**Set task:**
Output every line of the material exactly, omitting images.

**Supplied information:**
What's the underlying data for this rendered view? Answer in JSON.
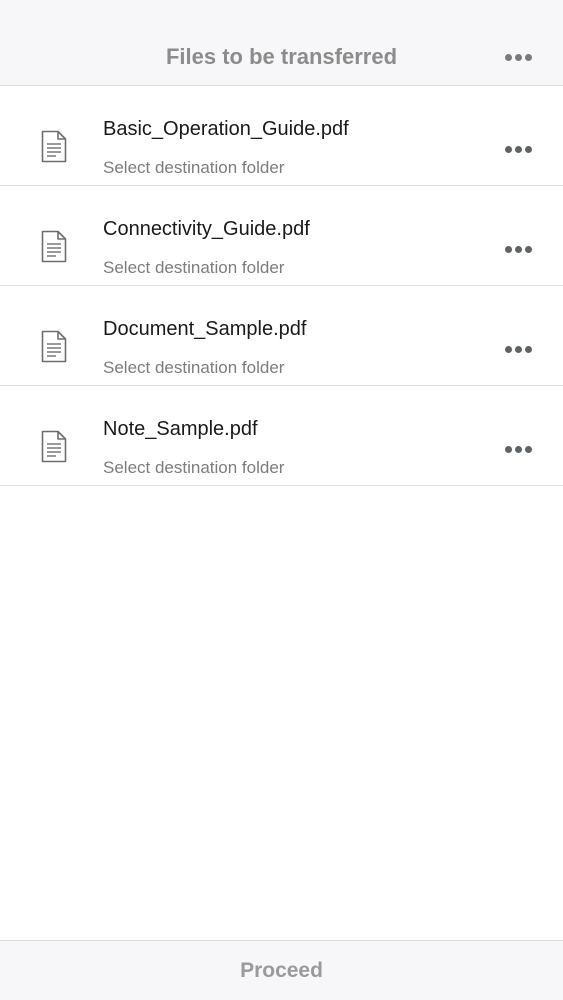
{
  "header": {
    "title": "Files to be transferred",
    "more_icon": "more-horizontal-icon"
  },
  "files": [
    {
      "name": "Basic_Operation_Guide.pdf",
      "subtitle": "Select destination folder",
      "icon": "document-icon"
    },
    {
      "name": "Connectivity_Guide.pdf",
      "subtitle": "Select destination folder",
      "icon": "document-icon"
    },
    {
      "name": "Document_Sample.pdf",
      "subtitle": "Select destination folder",
      "icon": "document-icon"
    },
    {
      "name": "Note_Sample.pdf",
      "subtitle": "Select destination folder",
      "icon": "document-icon"
    }
  ],
  "footer": {
    "proceed_label": "Proceed"
  },
  "colors": {
    "bar_background": "#f7f6f8",
    "title_text": "#8c8c8c",
    "file_name_text": "#1a1a1a",
    "subtitle_text": "#7d7d7d",
    "divider": "#e1e1e1"
  }
}
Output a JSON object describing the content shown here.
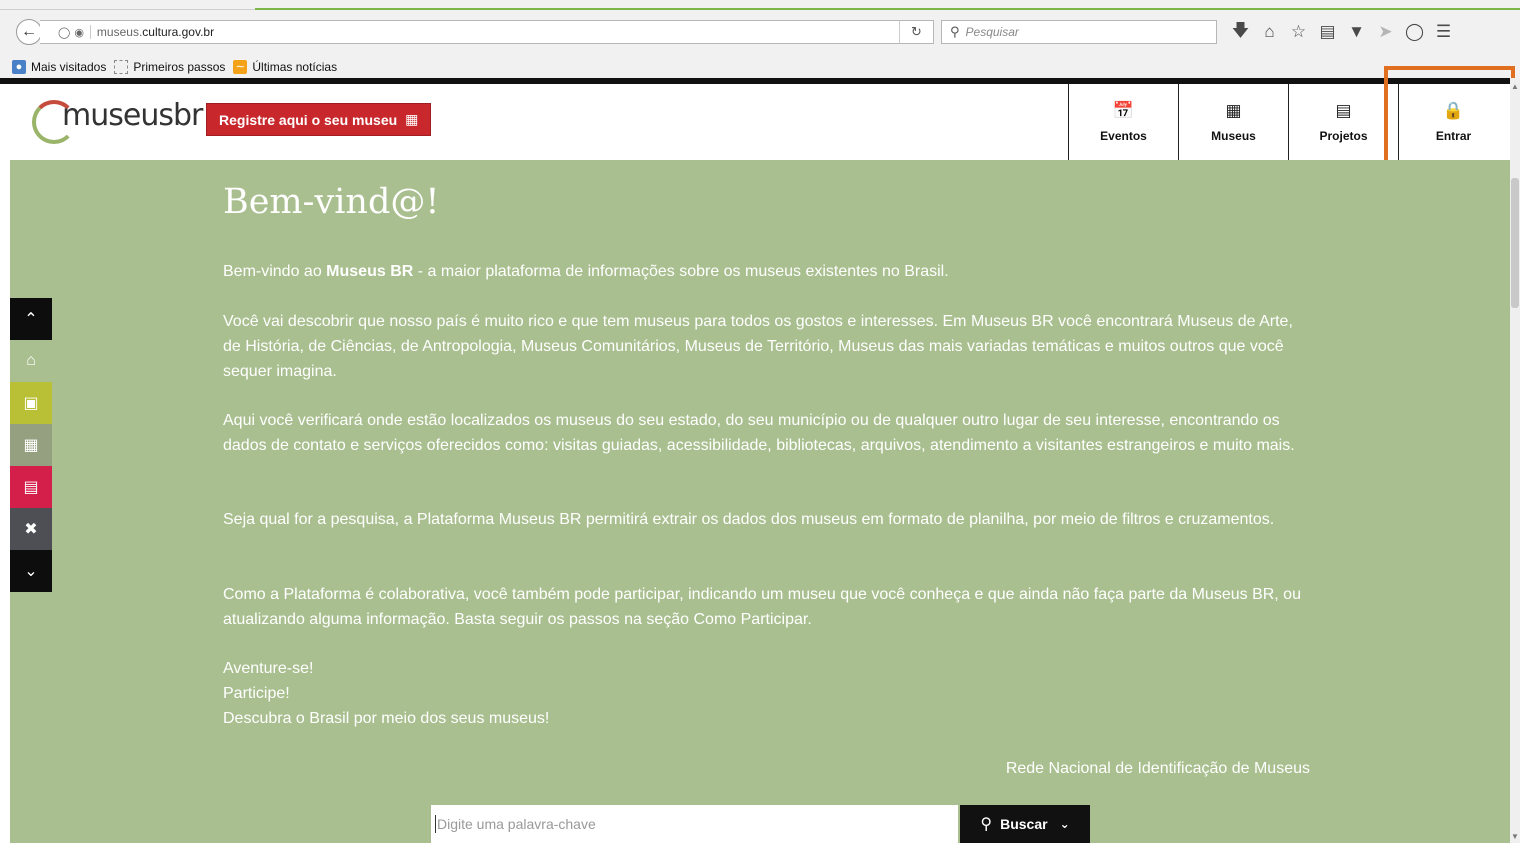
{
  "browser": {
    "url_prefix": "museus.",
    "url_domain": "cultura.gov.br",
    "search_placeholder": "Pesquisar",
    "bookmarks": [
      {
        "label": "Mais visitados"
      },
      {
        "label": "Primeiros passos"
      },
      {
        "label": "Últimas notícias"
      }
    ]
  },
  "header": {
    "logo_text": "museus",
    "logo_suffix": "br",
    "logo_tagline": "Rede Nacional de Identificação de Museus",
    "register_label": "Registre aqui o seu museu",
    "nav": [
      {
        "label": "Eventos",
        "icon": "calendar-icon"
      },
      {
        "label": "Museus",
        "icon": "building-icon"
      },
      {
        "label": "Projetos",
        "icon": "document-icon"
      },
      {
        "label": "Entrar",
        "icon": "lock-icon"
      }
    ]
  },
  "main": {
    "title": "Bem-vind@!",
    "intro_prefix": "Bem-vindo ao ",
    "intro_bold": "Museus BR",
    "intro_suffix": " - a maior plataforma de informações sobre os museus existentes no Brasil.",
    "paragraphs": [
      "Você vai descobrir que nosso país é muito rico e que tem museus para todos os gostos e interesses. Em Museus BR você encontrará Museus de Arte, de História, de Ciências, de Antropologia, Museus Comunitários, Museus de Território, Museus das mais variadas temáticas e muitos outros que você sequer imagina.",
      "Aqui você verificará onde estão localizados os museus do seu estado, do seu município ou de qualquer outro lugar de seu interesse, encontrando os dados de contato e serviços oferecidos como: visitas guiadas, acessibilidade, bibliotecas, arquivos, atendimento a visitantes estrangeiros e muito mais.",
      "Seja qual for a pesquisa, a Plataforma Museus BR permitirá extrair os dados dos museus em formato de planilha, por meio de filtros e cruzamentos.",
      "Como a Plataforma é colaborativa, você também pode participar, indicando um museu que você conheça e que ainda não faça parte da Museus BR, ou atualizando alguma informação. Basta seguir os passos na seção Como Participar."
    ],
    "closing": [
      "Aventure-se!",
      "Participe!",
      "Descubra o Brasil por meio dos seus museus!"
    ],
    "signature": "Rede Nacional de Identificação de Museus",
    "search_placeholder": "Digite uma palavra-chave",
    "search_button": "Buscar"
  },
  "colors": {
    "main_bg": "#a9bf8f",
    "register_red": "#c8282c",
    "highlight_orange": "#e07020",
    "side_calendar": "#b9c036",
    "side_projects": "#d51f4b"
  }
}
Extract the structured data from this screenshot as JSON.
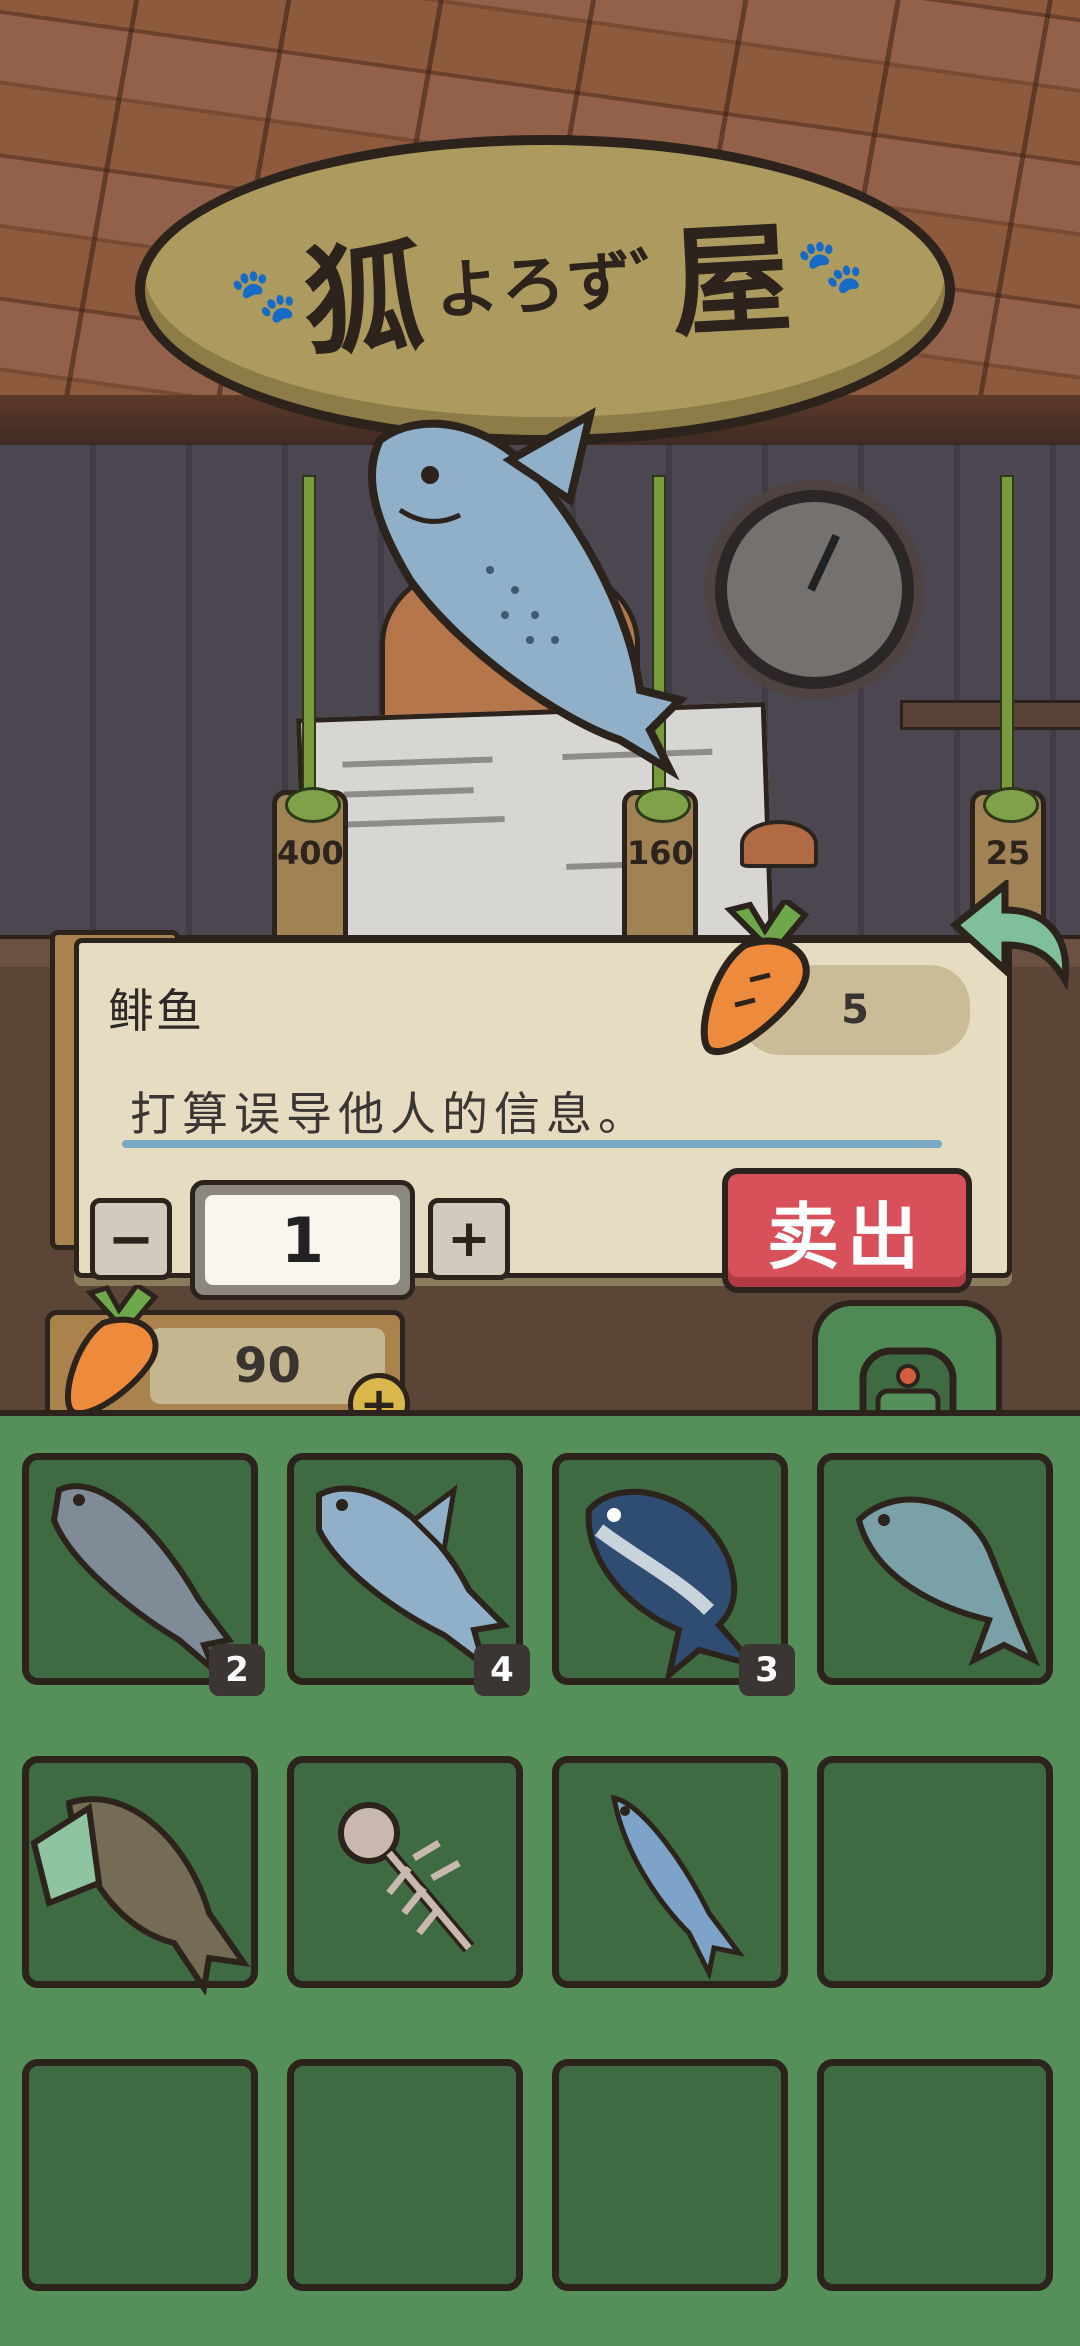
{
  "shop_sign": {
    "title_main": "狐",
    "title_small": "よろずﾞ",
    "title_end": "屋"
  },
  "price_tags": [
    "400",
    "160",
    "25"
  ],
  "item": {
    "name": "鲱鱼",
    "price": "5",
    "description": "打算误导他人的信息。"
  },
  "quantity": {
    "value": "1",
    "minus_label": "−",
    "plus_label": "+"
  },
  "sell_button_label": "卖出",
  "currency": {
    "amount": "90",
    "add_label": "+"
  },
  "inventory": {
    "slots": [
      {
        "item": "herring-fish-icon",
        "count": "2"
      },
      {
        "item": "salmon-fish-icon",
        "count": "4"
      },
      {
        "item": "tuna-fish-icon",
        "count": "3"
      },
      {
        "item": "sardine-fish-icon",
        "count": ""
      },
      {
        "item": "catfish-fish-icon",
        "count": ""
      },
      {
        "item": "fish-bone-icon",
        "count": ""
      },
      {
        "item": "small-fish-icon",
        "count": ""
      },
      {
        "item": "",
        "count": ""
      },
      {
        "item": "",
        "count": ""
      },
      {
        "item": "",
        "count": ""
      },
      {
        "item": "",
        "count": ""
      },
      {
        "item": "",
        "count": ""
      }
    ]
  },
  "colors": {
    "sell": "#d7505a",
    "inventory_bg": "#55905b",
    "slot_bg": "#3f6b43",
    "dialog_bg": "#e6dcc1"
  }
}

**Task solution:**
What's the underlying data for this rendered view? Answer in JSON.
{
  "header": {
    "title": "Files to be transferred",
    "more_icon": "more-horizontal-icon"
  },
  "files": [
    {
      "name": "Basic_Operation_Guide.pdf",
      "subtitle": "Select destination folder",
      "icon": "document-icon"
    },
    {
      "name": "Connectivity_Guide.pdf",
      "subtitle": "Select destination folder",
      "icon": "document-icon"
    },
    {
      "name": "Document_Sample.pdf",
      "subtitle": "Select destination folder",
      "icon": "document-icon"
    },
    {
      "name": "Note_Sample.pdf",
      "subtitle": "Select destination folder",
      "icon": "document-icon"
    }
  ],
  "footer": {
    "proceed_label": "Proceed"
  },
  "colors": {
    "bar_background": "#f7f6f8",
    "title_text": "#8c8c8c",
    "file_name_text": "#1a1a1a",
    "subtitle_text": "#7d7d7d",
    "divider": "#e1e1e1"
  }
}
Output a JSON object describing the content shown here.
{
  "browser": {
    "url_prefix": "museus.",
    "url_domain": "cultura.gov.br",
    "search_placeholder": "Pesquisar",
    "bookmarks": [
      {
        "label": "Mais visitados"
      },
      {
        "label": "Primeiros passos"
      },
      {
        "label": "Últimas notícias"
      }
    ]
  },
  "header": {
    "logo_text": "museus",
    "logo_suffix": "br",
    "logo_tagline": "Rede Nacional de Identificação de Museus",
    "register_label": "Registre aqui o seu museu",
    "nav": [
      {
        "label": "Eventos",
        "icon": "calendar-icon"
      },
      {
        "label": "Museus",
        "icon": "building-icon"
      },
      {
        "label": "Projetos",
        "icon": "document-icon"
      },
      {
        "label": "Entrar",
        "icon": "lock-icon"
      }
    ]
  },
  "main": {
    "title": "Bem-vind@!",
    "intro_prefix": "Bem-vindo ao ",
    "intro_bold": "Museus BR",
    "intro_suffix": " - a maior plataforma de informações sobre os museus existentes no Brasil.",
    "paragraphs": [
      "Você vai descobrir que nosso país é muito rico e que tem museus para todos os gostos e interesses. Em Museus BR você encontrará Museus de Arte, de História, de Ciências, de Antropologia, Museus Comunitários, Museus de Território, Museus das mais variadas temáticas e muitos outros que você sequer imagina.",
      "Aqui você verificará onde estão localizados os museus do seu estado, do seu município ou de qualquer outro lugar de seu interesse, encontrando os dados de contato e serviços oferecidos como: visitas guiadas, acessibilidade, bibliotecas, arquivos, atendimento a visitantes estrangeiros e muito mais.",
      "Seja qual for a pesquisa, a Plataforma Museus BR permitirá extrair os dados dos museus em formato de planilha, por meio de filtros e cruzamentos.",
      "Como a Plataforma é colaborativa, você também pode participar, indicando um museu que você conheça e que ainda não faça parte da Museus BR, ou atualizando alguma informação. Basta seguir os passos na seção Como Participar."
    ],
    "closing": [
      "Aventure-se!",
      "Participe!",
      "Descubra o Brasil por meio dos seus museus!"
    ],
    "signature": "Rede Nacional de Identificação de Museus",
    "search_placeholder": "Digite uma palavra-chave",
    "search_button": "Buscar"
  },
  "colors": {
    "main_bg": "#a9bf8f",
    "register_red": "#c8282c",
    "highlight_orange": "#e07020",
    "side_calendar": "#b9c036",
    "side_projects": "#d51f4b"
  }
}
Extract the structured data from this screenshot as JSON.
{
  "shop_sign": {
    "title_main": "狐",
    "title_small": "よろずﾞ",
    "title_end": "屋"
  },
  "price_tags": [
    "400",
    "160",
    "25"
  ],
  "item": {
    "name": "鲱鱼",
    "price": "5",
    "description": "打算误导他人的信息。"
  },
  "quantity": {
    "value": "1",
    "minus_label": "−",
    "plus_label": "+"
  },
  "sell_button_label": "卖出",
  "currency": {
    "amount": "90",
    "add_label": "+"
  },
  "inventory": {
    "slots": [
      {
        "item": "herring-fish-icon",
        "count": "2"
      },
      {
        "item": "salmon-fish-icon",
        "count": "4"
      },
      {
        "item": "tuna-fish-icon",
        "count": "3"
      },
      {
        "item": "sardine-fish-icon",
        "count": ""
      },
      {
        "item": "catfish-fish-icon",
        "count": ""
      },
      {
        "item": "fish-bone-icon",
        "count": ""
      },
      {
        "item": "small-fish-icon",
        "count": ""
      },
      {
        "item": "",
        "count": ""
      },
      {
        "item": "",
        "count": ""
      },
      {
        "item": "",
        "count": ""
      },
      {
        "item": "",
        "count": ""
      },
      {
        "item": "",
        "count": ""
      }
    ]
  },
  "colors": {
    "sell": "#d7505a",
    "inventory_bg": "#55905b",
    "slot_bg": "#3f6b43",
    "dialog_bg": "#e6dcc1"
  }
}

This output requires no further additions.